=== Page ===

Re: [address-policy-wg] Policy proposal: #gamma IPv6 Initial Allocation Criteria

6 Apr 2005

      On Wed, 6 Apr 2005 17:52:30 +0200, Iljitsch van Beijnum wrote:
...
So what? Most of us aren't. Does your native language use asterisks and 
smileys for punctuation?
If you don't like them, ignore them.
...
Well, worst case a 10 Gbps router has 67.2 nanoseconds to forward a 
packet before the next one comes in. At these speeds every single 
memory cycle is relevant.
This is simply wrong.
In know this for sure because we are designing such boxes.

The key point is that packet forwarding is a process which
can (and is in current designs) perfectly pipelined and
parallelized.

What you do is e.g.:
- Convert the table to a radix tree or to microcode representing
a radix tree
- Wait until the packet header is complete
- Extract the destination of packet 1, add some cyclic local id.,
to address and packet buffer (or take the buffer id. as local id.)

===

**Exercise 1**
In the post above:
(a) What date is given for it?
(b) In the worst case, how many nanoseconds does a 10 Gbps router have to forward a packet before the next one comes in?
(c) What is the first step listed for forwarding a packet?
**Exercise 2**
Return, word for word, the stretch of the post from "This is simply" through "parallelized.".

=== Provided material ===

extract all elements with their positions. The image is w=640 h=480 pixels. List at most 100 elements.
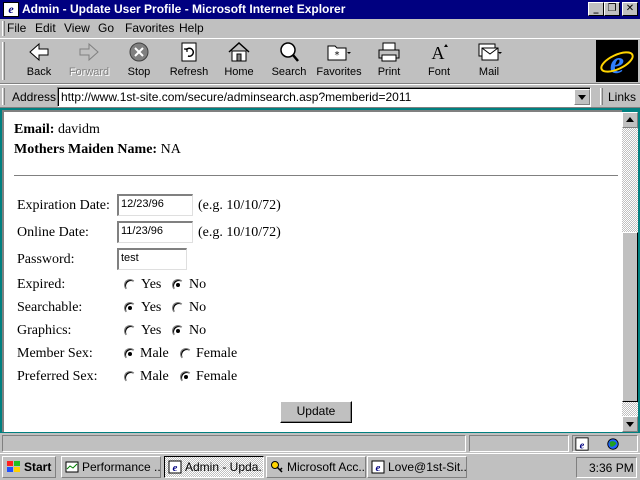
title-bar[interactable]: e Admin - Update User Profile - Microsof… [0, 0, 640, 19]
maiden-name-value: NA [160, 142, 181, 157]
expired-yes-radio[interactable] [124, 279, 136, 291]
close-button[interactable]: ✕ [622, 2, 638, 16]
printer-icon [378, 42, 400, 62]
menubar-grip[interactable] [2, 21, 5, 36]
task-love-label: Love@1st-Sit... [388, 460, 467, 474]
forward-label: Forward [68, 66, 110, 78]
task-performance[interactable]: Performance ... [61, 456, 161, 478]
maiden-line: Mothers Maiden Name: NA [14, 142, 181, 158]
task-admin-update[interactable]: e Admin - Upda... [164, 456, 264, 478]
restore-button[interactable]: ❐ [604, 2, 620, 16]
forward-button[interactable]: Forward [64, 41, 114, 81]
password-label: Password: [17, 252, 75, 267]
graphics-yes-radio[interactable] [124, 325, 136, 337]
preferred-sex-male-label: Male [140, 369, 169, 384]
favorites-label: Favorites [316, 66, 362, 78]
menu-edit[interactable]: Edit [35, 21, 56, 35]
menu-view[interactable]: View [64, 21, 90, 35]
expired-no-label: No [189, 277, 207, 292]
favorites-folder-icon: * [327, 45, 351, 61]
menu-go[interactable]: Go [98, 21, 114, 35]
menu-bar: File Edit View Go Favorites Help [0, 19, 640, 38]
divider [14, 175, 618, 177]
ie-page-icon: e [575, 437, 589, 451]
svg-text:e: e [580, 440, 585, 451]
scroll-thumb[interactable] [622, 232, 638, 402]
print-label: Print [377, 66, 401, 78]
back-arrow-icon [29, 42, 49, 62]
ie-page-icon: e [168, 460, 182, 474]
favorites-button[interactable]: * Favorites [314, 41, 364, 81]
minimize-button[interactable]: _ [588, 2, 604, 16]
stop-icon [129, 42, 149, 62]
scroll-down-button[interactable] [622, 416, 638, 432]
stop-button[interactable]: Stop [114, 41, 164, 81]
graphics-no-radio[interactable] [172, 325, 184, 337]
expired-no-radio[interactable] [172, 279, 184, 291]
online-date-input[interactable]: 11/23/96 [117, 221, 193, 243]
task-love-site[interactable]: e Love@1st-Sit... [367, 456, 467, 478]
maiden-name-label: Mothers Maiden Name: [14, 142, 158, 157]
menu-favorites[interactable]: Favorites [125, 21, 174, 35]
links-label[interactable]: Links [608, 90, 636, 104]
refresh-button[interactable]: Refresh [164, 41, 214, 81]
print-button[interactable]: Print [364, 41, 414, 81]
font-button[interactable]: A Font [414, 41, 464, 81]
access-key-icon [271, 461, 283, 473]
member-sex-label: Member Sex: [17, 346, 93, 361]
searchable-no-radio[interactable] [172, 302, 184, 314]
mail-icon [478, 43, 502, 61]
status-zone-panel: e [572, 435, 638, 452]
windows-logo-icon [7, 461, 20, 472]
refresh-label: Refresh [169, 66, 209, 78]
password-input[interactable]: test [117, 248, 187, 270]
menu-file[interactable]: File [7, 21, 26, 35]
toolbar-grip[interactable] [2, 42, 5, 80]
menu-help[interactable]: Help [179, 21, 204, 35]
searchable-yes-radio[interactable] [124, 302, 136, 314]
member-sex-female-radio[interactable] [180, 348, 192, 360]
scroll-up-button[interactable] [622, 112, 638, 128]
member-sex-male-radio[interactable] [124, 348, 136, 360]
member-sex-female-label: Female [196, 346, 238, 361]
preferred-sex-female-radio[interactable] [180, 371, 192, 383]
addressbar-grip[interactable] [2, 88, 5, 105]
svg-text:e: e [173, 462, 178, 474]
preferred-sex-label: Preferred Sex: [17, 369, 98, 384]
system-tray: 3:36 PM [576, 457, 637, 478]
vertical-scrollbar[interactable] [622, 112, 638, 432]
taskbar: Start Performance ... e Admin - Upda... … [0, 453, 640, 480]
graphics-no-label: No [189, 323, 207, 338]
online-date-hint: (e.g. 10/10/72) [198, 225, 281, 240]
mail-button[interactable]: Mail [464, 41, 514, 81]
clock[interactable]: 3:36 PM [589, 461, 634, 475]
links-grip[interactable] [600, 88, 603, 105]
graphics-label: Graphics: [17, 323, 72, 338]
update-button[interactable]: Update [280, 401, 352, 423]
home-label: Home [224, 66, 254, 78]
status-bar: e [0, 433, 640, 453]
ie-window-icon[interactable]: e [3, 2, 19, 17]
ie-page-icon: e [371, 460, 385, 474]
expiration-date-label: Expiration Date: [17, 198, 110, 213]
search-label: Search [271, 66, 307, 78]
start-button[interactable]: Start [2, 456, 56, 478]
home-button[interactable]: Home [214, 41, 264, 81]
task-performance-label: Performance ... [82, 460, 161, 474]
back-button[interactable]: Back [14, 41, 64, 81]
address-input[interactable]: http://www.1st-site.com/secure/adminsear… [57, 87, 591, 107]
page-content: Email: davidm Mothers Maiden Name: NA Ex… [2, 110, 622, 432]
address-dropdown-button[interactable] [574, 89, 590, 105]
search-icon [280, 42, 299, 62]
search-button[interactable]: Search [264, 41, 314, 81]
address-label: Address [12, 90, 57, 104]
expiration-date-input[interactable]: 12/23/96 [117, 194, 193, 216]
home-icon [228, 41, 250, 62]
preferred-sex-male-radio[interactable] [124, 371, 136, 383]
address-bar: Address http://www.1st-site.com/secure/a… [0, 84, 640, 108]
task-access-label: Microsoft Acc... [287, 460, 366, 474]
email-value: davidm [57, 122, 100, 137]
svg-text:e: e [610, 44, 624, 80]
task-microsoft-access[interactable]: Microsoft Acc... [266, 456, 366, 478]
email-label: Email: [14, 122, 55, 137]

===

**Full solution 1**
(a) 6 Apr 2005
(b) 67.2 nanoseconds
(c) Convert the table to a radix tree or to microcode representing a radix tree.

**Full solution 2**
This is simply wrong.
In know this for sure because we are designing such boxes.

The key point is that packet forwarding is a process which
can (and is in current designs) perfectly pipelined and
parallelized.